### PROBLEM TO SOLVE
Each line that follows should be printed again exactly as it stands.

### GIVEN INFORMATION
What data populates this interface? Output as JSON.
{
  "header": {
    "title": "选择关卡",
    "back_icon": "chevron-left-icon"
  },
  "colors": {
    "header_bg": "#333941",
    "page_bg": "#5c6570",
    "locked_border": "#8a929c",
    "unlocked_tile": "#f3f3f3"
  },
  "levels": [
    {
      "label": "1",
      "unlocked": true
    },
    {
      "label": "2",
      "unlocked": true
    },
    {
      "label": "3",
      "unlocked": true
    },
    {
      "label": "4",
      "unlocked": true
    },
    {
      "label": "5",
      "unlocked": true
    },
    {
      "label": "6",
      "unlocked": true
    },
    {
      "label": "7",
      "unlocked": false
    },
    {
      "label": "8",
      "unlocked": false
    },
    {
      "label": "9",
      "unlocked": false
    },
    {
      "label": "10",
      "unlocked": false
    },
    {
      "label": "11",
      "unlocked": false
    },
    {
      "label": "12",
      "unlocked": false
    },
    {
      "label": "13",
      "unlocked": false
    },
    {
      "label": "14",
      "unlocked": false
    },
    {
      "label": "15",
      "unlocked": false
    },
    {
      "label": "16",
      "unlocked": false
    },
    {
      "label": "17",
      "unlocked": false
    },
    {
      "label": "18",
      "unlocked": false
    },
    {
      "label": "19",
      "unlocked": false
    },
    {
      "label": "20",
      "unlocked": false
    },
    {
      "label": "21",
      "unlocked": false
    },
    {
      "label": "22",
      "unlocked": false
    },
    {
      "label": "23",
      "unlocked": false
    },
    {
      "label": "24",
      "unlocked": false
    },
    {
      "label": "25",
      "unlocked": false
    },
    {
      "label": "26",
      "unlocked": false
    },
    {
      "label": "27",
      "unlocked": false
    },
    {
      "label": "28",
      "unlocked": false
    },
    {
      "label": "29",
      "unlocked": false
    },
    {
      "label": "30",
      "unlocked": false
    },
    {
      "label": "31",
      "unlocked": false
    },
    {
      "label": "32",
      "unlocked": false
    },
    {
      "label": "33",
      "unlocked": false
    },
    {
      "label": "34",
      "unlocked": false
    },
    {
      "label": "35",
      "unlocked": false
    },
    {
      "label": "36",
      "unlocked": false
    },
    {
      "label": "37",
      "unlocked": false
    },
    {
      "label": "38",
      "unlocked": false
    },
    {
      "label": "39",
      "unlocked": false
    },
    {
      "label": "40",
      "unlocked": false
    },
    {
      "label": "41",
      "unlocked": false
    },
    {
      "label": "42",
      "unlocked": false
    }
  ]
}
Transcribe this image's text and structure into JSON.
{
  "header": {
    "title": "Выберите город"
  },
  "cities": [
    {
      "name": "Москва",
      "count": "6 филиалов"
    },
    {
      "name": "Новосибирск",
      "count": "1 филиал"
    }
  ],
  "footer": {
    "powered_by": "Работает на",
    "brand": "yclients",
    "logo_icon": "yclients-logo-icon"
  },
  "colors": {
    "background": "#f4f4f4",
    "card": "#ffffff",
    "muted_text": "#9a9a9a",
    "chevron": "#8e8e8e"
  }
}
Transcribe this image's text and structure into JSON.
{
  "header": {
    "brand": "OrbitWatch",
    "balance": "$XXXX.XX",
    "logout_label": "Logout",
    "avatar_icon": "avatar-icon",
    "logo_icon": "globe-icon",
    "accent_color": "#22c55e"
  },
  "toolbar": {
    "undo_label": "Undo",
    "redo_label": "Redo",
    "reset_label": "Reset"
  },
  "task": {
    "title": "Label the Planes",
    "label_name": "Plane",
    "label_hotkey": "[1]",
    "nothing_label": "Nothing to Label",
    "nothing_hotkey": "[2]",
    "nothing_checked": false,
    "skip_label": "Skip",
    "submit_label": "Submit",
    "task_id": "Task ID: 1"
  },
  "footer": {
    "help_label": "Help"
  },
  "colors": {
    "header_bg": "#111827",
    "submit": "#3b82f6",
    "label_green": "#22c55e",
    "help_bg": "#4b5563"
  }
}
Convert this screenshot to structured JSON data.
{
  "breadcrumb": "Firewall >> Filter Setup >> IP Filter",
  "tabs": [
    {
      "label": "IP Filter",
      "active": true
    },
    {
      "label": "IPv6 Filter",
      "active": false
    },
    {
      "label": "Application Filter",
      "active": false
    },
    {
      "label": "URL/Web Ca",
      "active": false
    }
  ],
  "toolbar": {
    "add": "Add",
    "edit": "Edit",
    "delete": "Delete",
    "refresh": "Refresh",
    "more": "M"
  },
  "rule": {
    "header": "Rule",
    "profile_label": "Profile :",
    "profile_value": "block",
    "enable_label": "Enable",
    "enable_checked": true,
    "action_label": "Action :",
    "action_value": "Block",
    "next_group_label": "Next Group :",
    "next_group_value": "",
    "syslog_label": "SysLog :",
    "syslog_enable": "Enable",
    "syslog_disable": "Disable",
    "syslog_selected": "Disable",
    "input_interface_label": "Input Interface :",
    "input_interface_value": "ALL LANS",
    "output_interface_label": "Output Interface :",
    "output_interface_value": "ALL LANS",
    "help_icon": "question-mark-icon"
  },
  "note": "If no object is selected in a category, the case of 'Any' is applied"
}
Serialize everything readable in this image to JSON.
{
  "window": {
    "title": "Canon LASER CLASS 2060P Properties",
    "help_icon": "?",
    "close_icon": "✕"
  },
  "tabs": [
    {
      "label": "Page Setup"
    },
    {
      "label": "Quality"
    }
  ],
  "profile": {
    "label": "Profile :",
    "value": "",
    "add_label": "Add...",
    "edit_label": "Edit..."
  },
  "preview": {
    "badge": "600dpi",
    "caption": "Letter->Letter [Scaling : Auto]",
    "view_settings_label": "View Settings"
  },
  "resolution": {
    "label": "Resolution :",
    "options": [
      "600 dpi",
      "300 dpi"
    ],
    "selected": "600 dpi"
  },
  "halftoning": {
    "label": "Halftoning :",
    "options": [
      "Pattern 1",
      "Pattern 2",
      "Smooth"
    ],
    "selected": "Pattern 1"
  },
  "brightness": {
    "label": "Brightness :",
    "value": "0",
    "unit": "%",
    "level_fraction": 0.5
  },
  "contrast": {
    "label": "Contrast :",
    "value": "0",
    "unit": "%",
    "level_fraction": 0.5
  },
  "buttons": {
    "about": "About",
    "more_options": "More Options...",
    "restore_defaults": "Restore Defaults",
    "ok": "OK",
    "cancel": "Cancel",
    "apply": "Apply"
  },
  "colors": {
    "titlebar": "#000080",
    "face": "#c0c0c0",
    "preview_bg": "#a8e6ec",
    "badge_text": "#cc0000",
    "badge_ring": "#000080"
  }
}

### THE SOLUTION
What data populates this interface? Output as JSON.
{
  "header": {
    "title": "选择关卡",
    "back_icon": "chevron-left-icon"
  },
  "colors": {
    "header_bg": "#333941",
    "page_bg": "#5c6570",
    "locked_border": "#8a929c",
    "unlocked_tile": "#f3f3f3"
  },
  "levels": [
    {
      "label": "1",
      "unlocked": true
    },
    {
      "label": "2",
      "unlocked": true
    },
    {
      "label": "3",
      "unlocked": true
    },
    {
      "label": "4",
      "unlocked": true
    },
    {
      "label": "5",
      "unlocked": true
    },
    {
      "label": "6",
      "unlocked": true
    },
    {
      "label": "7",
      "unlocked": false
    },
    {
      "label": "8",
      "unlocked": false
    },
    {
      "label": "9",
      "unlocked": false
    },
    {
      "label": "10",
      "unlocked": false
    },
    {
      "label": "11",
      "unlocked": false
    },
    {
      "label": "12",
      "unlocked": false
    },
    {
      "label": "13",
      "unlocked": false
    },
    {
      "label": "14",
      "unlocked": false
    },
    {
      "label": "15",
      "unlocked": false
    },
    {
      "label": "16",
      "unlocked": false
    },
    {
      "label": "17",
      "unlocked": false
    },
    {
      "label": "18",
      "unlocked": false
    },
    {
      "label": "19",
      "unlocked": false
    },
    {
      "label": "20",
      "unlocked": false
    },
    {
      "label": "21",
      "unlocked": false
    },
    {
      "label": "22",
      "unlocked": false
    },
    {
      "label": "23",
      "unlocked": false
    },
    {
      "label": "24",
      "unlocked": false
    },
    {
      "label": "25",
      "unlocked": false
    },
    {
      "label": "26",
      "unlocked": false
    },
    {
      "label": "27",
      "unlocked": false
    },
    {
      "label": "28",
      "unlocked": false
    },
    {
      "label": "29",
      "unlocked": false
    },
    {
      "label": "30",
      "unlocked": false
    },
    {
      "label": "31",
      "unlocked": false
    },
    {
      "label": "32",
      "unlocked": false
    },
    {
      "label": "33",
      "unlocked": false
    },
    {
      "label": "34",
      "unlocked": false
    },
    {
      "label": "35",
      "unlocked": false
    },
    {
      "label": "36",
      "unlocked": false
    },
    {
      "label": "37",
      "unlocked": false
    },
    {
      "label": "38",
      "unlocked": false
    },
    {
      "label": "39",
      "unlocked": false
    },
    {
      "label": "40",
      "unlocked": false
    },
    {
      "label": "41",
      "unlocked": false
    },
    {
      "label": "42",
      "unlocked": false
    }
  ]
}
Transcribe this image's text and structure into JSON.
{
  "header": {
    "title": "Выберите город"
  },
  "cities": [
    {
      "name": "Москва",
      "count": "6 филиалов"
    },
    {
      "name": "Новосибирск",
      "count": "1 филиал"
    }
  ],
  "footer": {
    "powered_by": "Работает на",
    "brand": "yclients",
    "logo_icon": "yclients-logo-icon"
  },
  "colors": {
    "background": "#f4f4f4",
    "card": "#ffffff",
    "muted_text": "#9a9a9a",
    "chevron": "#8e8e8e"
  }
}
Transcribe this image's text and structure into JSON.
{
  "header": {
    "brand": "OrbitWatch",
    "balance": "$XXXX.XX",
    "logout_label": "Logout",
    "avatar_icon": "avatar-icon",
    "logo_icon": "globe-icon",
    "accent_color": "#22c55e"
  },
  "toolbar": {
    "undo_label": "Undo",
    "redo_label": "Redo",
    "reset_label": "Reset"
  },
  "task": {
    "title": "Label the Planes",
    "label_name": "Plane",
    "label_hotkey": "[1]",
    "nothing_label": "Nothing to Label",
    "nothing_hotkey": "[2]",
    "nothing_checked": false,
    "skip_label": "Skip",
    "submit_label": "Submit",
    "task_id": "Task ID: 1"
  },
  "footer": {
    "help_label": "Help"
  },
  "colors": {
    "header_bg": "#111827",
    "submit": "#3b82f6",
    "label_green": "#22c55e",
    "help_bg": "#4b5563"
  }
}
Convert this screenshot to structured JSON data.
{
  "breadcrumb": "Firewall >> Filter Setup >> IP Filter",
  "tabs": [
    {
      "label": "IP Filter",
      "active": true
    },
    {
      "label": "IPv6 Filter",
      "active": false
    },
    {
      "label": "Application Filter",
      "active": false
    },
    {
      "label": "URL/Web Ca",
      "active": false
    }
  ],
  "toolbar": {
    "add": "Add",
    "edit": "Edit",
    "delete": "Delete",
    "refresh": "Refresh",
    "more": "M"
  },
  "rule": {
    "header": "Rule",
    "profile_label": "Profile :",
    "profile_value": "block",
    "enable_label": "Enable",
    "enable_checked": true,
    "action_label": "Action :",
    "action_value": "Block",
    "next_group_label": "Next Group :",
    "next_group_value": "",
    "syslog_label": "SysLog :",
    "syslog_enable": "Enable",
    "syslog_disable": "Disable",
    "syslog_selected": "Disable",
    "input_interface_label": "Input Interface :",
    "input_interface_value": "ALL LANS",
    "output_interface_label": "Output Interface :",
    "output_interface_value": "ALL LANS",
    "help_icon": "question-mark-icon"
  },
  "note": "If no object is selected in a category, the case of 'Any' is applied"
}
Serialize everything readable in this image to JSON.
{
  "window": {
    "title": "Canon LASER CLASS 2060P Properties",
    "help_icon": "?",
    "close_icon": "✕"
  },
  "tabs": [
    {
      "label": "Page Setup"
    },
    {
      "label": "Quality"
    }
  ],
  "profile": {
    "label": "Profile :",
    "value": "",
    "add_label": "Add...",
    "edit_label": "Edit..."
  },
  "preview": {
    "badge": "600dpi",
    "caption": "Letter->Letter [Scaling : Auto]",
    "view_settings_label": "View Settings"
  },
  "resolution": {
    "label": "Resolution :",
    "options": [
      "600 dpi",
      "300 dpi"
    ],
    "selected": "600 dpi"
  },
  "halftoning": {
    "label": "Halftoning :",
    "options": [
      "Pattern 1",
      "Pattern 2",
      "Smooth"
    ],
    "selected": "Pattern 1"
  },
  "brightness": {
    "label": "Brightness :",
    "value": "0",
    "unit": "%",
    "level_fraction": 0.5
  },
  "contrast": {
    "label": "Contrast :",
    "value": "0",
    "unit": "%",
    "level_fraction": 0.5
  },
  "buttons": {
    "about": "About",
    "more_options": "More Options...",
    "restore_defaults": "Restore Defaults",
    "ok": "OK",
    "cancel": "Cancel",
    "apply": "Apply"
  },
  "colors": {
    "titlebar": "#000080",
    "face": "#c0c0c0",
    "preview_bg": "#a8e6ec",
    "badge_text": "#cc0000",
    "badge_ring": "#000080"
  }
}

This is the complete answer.